§ Task brief: Can the data below be set down again exactly, line for line?

§ Supplied material:
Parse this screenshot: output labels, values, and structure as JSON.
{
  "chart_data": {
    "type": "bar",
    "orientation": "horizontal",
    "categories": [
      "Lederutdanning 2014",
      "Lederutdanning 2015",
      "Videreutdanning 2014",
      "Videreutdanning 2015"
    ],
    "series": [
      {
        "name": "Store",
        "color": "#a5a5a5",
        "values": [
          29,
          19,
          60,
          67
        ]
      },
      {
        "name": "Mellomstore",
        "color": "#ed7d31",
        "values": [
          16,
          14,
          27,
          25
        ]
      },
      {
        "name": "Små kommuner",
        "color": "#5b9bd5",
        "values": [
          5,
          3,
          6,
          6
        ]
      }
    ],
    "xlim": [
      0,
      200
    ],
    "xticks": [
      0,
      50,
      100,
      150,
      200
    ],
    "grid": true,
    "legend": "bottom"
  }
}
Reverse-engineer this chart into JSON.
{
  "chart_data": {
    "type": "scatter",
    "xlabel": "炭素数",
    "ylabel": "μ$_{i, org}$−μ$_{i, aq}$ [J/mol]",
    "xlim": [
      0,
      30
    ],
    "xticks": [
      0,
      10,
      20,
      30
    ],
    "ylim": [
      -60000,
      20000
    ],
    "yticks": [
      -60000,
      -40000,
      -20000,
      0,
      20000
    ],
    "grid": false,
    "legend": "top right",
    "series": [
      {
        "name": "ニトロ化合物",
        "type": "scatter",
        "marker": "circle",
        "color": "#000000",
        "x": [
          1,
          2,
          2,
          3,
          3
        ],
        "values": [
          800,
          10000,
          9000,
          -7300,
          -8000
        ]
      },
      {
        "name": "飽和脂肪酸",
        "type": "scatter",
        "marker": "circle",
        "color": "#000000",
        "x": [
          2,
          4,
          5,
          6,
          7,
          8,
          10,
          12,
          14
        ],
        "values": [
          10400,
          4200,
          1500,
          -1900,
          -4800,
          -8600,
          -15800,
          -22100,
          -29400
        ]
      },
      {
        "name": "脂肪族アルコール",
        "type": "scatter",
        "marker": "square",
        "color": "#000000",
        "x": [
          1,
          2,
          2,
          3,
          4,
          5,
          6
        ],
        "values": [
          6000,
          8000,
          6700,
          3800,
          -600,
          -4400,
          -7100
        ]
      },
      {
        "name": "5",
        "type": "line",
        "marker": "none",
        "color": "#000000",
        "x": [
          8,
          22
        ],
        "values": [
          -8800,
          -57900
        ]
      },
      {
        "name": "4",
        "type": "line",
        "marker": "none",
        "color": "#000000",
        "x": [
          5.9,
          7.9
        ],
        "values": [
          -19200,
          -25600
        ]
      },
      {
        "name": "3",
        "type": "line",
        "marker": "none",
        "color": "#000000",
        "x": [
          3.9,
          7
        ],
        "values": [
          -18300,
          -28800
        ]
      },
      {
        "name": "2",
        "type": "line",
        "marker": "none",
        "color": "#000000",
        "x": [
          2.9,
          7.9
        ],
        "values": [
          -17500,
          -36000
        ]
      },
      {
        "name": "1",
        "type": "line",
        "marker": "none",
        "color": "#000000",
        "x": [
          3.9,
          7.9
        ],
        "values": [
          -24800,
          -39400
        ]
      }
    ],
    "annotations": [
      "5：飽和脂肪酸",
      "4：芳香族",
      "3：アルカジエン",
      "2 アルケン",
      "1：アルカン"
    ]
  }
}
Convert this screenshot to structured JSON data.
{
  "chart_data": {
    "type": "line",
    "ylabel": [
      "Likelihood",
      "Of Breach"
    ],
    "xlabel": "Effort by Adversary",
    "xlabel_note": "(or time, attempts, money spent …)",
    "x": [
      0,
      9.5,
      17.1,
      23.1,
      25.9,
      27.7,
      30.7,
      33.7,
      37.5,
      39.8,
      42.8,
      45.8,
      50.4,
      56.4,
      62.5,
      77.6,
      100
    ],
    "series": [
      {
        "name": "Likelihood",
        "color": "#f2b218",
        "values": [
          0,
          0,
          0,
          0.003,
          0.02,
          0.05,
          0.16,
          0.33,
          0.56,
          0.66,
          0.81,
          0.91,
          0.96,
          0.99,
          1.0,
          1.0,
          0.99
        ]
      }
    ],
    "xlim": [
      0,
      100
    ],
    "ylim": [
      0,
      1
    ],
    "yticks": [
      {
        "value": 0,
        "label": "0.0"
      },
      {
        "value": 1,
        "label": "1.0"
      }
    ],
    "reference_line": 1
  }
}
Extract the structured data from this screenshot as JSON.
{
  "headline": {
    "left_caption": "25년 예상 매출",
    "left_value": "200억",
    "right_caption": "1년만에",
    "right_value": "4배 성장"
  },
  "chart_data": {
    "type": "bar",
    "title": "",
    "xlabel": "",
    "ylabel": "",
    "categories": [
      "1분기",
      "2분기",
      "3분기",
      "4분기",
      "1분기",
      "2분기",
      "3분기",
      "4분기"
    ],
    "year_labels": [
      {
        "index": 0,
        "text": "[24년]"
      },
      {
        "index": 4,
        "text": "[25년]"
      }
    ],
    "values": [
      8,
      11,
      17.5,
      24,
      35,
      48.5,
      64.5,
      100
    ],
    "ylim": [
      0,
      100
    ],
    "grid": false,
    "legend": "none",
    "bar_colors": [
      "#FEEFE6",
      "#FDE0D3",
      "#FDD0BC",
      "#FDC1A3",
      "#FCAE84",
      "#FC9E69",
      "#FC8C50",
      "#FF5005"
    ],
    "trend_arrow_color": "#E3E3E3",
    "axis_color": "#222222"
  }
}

§ Answer below:
Parse this screenshot: output labels, values, and structure as JSON.
{
  "chart_data": {
    "type": "bar",
    "orientation": "horizontal",
    "categories": [
      "Lederutdanning 2014",
      "Lederutdanning 2015",
      "Videreutdanning 2014",
      "Videreutdanning 2015"
    ],
    "series": [
      {
        "name": "Store",
        "color": "#a5a5a5",
        "values": [
          29,
          19,
          60,
          67
        ]
      },
      {
        "name": "Mellomstore",
        "color": "#ed7d31",
        "values": [
          16,
          14,
          27,
          25
        ]
      },
      {
        "name": "Små kommuner",
        "color": "#5b9bd5",
        "values": [
          5,
          3,
          6,
          6
        ]
      }
    ],
    "xlim": [
      0,
      200
    ],
    "xticks": [
      0,
      50,
      100,
      150,
      200
    ],
    "grid": true,
    "legend": "bottom"
  }
}
Reverse-engineer this chart into JSON.
{
  "chart_data": {
    "type": "scatter",
    "xlabel": "炭素数",
    "ylabel": "μ$_{i, org}$−μ$_{i, aq}$ [J/mol]",
    "xlim": [
      0,
      30
    ],
    "xticks": [
      0,
      10,
      20,
      30
    ],
    "ylim": [
      -60000,
      20000
    ],
    "yticks": [
      -60000,
      -40000,
      -20000,
      0,
      20000
    ],
    "grid": false,
    "legend": "top right",
    "series": [
      {
        "name": "ニトロ化合物",
        "type": "scatter",
        "marker": "circle",
        "color": "#000000",
        "x": [
          1,
          2,
          2,
          3,
          3
        ],
        "values": [
          800,
          10000,
          9000,
          -7300,
          -8000
        ]
      },
      {
        "name": "飽和脂肪酸",
        "type": "scatter",
        "marker": "circle",
        "color": "#000000",
        "x": [
          2,
          4,
          5,
          6,
          7,
          8,
          10,
          12,
          14
        ],
        "values": [
          10400,
          4200,
          1500,
          -1900,
          -4800,
          -8600,
          -15800,
          -22100,
          -29400
        ]
      },
      {
        "name": "脂肪族アルコール",
        "type": "scatter",
        "marker": "square",
        "color": "#000000",
        "x": [
          1,
          2,
          2,
          3,
          4,
          5,
          6
        ],
        "values": [
          6000,
          8000,
          6700,
          3800,
          -600,
          -4400,
          -7100
        ]
      },
      {
        "name": "5",
        "type": "line",
        "marker": "none",
        "color": "#000000",
        "x": [
          8,
          22
        ],
        "values": [
          -8800,
          -57900
        ]
      },
      {
        "name": "4",
        "type": "line",
        "marker": "none",
        "color": "#000000",
        "x": [
          5.9,
          7.9
        ],
        "values": [
          -19200,
          -25600
        ]
      },
      {
        "name": "3",
        "type": "line",
        "marker": "none",
        "color": "#000000",
        "x": [
          3.9,
          7
        ],
        "values": [
          -18300,
          -28800
        ]
      },
      {
        "name": "2",
        "type": "line",
        "marker": "none",
        "color": "#000000",
        "x": [
          2.9,
          7.9
        ],
        "values": [
          -17500,
          -36000
        ]
      },
      {
        "name": "1",
        "type": "line",
        "marker": "none",
        "color": "#000000",
        "x": [
          3.9,
          7.9
        ],
        "values": [
          -24800,
          -39400
        ]
      }
    ],
    "annotations": [
      "5：飽和脂肪酸",
      "4：芳香族",
      "3：アルカジエン",
      "2 アルケン",
      "1：アルカン"
    ]
  }
}
Convert this screenshot to structured JSON data.
{
  "chart_data": {
    "type": "line",
    "ylabel": [
      "Likelihood",
      "Of Breach"
    ],
    "xlabel": "Effort by Adversary",
    "xlabel_note": "(or time, attempts, money spent …)",
    "x": [
      0,
      9.5,
      17.1,
      23.1,
      25.9,
      27.7,
      30.7,
      33.7,
      37.5,
      39.8,
      42.8,
      45.8,
      50.4,
      56.4,
      62.5,
      77.6,
      100
    ],
    "series": [
      {
        "name": "Likelihood",
        "color": "#f2b218",
        "values": [
          0,
          0,
          0,
          0.003,
          0.02,
          0.05,
          0.16,
          0.33,
          0.56,
          0.66,
          0.81,
          0.91,
          0.96,
          0.99,
          1.0,
          1.0,
          0.99
        ]
      }
    ],
    "xlim": [
      0,
      100
    ],
    "ylim": [
      0,
      1
    ],
    "yticks": [
      {
        "value": 0,
        "label": "0.0"
      },
      {
        "value": 1,
        "label": "1.0"
      }
    ],
    "reference_line": 1
  }
}
Extract the structured data from this screenshot as JSON.
{
  "headline": {
    "left_caption": "25년 예상 매출",
    "left_value": "200억",
    "right_caption": "1년만에",
    "right_value": "4배 성장"
  },
  "chart_data": {
    "type": "bar",
    "title": "",
    "xlabel": "",
    "ylabel": "",
    "categories": [
      "1분기",
      "2분기",
      "3분기",
      "4분기",
      "1분기",
      "2분기",
      "3분기",
      "4분기"
    ],
    "year_labels": [
      {
        "index": 0,
        "text": "[24년]"
      },
      {
        "index": 4,
        "text": "[25년]"
      }
    ],
    "values": [
      8,
      11,
      17.5,
      24,
      35,
      48.5,
      64.5,
      100
    ],
    "ylim": [
      0,
      100
    ],
    "grid": false,
    "legend": "none",
    "bar_colors": [
      "#FEEFE6",
      "#FDE0D3",
      "#FDD0BC",
      "#FDC1A3",
      "#FCAE84",
      "#FC9E69",
      "#FC8C50",
      "#FF5005"
    ],
    "trend_arrow_color": "#E3E3E3",
    "axis_color": "#222222"
  }
}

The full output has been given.